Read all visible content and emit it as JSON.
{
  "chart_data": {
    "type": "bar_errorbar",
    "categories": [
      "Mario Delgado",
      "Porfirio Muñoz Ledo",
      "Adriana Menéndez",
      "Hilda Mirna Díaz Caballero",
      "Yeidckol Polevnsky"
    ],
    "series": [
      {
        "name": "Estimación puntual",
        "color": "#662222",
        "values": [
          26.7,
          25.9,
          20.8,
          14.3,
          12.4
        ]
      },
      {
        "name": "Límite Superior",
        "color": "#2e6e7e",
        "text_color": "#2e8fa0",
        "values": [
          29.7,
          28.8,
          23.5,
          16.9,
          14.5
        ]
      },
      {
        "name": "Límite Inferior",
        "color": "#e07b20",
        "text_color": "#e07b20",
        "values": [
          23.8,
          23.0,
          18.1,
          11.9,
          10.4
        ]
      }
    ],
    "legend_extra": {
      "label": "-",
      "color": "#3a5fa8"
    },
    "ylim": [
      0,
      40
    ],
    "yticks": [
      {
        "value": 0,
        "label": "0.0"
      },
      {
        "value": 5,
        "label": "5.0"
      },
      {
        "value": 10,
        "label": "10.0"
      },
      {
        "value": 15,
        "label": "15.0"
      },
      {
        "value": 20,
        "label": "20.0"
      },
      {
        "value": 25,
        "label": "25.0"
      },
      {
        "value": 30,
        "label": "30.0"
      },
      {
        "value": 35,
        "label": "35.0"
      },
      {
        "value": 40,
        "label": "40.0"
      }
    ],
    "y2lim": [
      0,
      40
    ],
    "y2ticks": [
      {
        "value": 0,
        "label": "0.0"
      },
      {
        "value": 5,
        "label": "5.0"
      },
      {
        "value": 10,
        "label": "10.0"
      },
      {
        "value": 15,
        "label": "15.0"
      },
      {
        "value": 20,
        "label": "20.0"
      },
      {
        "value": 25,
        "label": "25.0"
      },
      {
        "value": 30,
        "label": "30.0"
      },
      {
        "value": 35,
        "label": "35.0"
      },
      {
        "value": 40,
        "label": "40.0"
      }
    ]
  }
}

※ ※ ※

Instructions for the task |
Show every line in the entries where the string "name" occurs.

Answer for this exercise |
        "name": "Estimación puntual",
        "name": "Límite Superior",
        "name": "Límite Inferior",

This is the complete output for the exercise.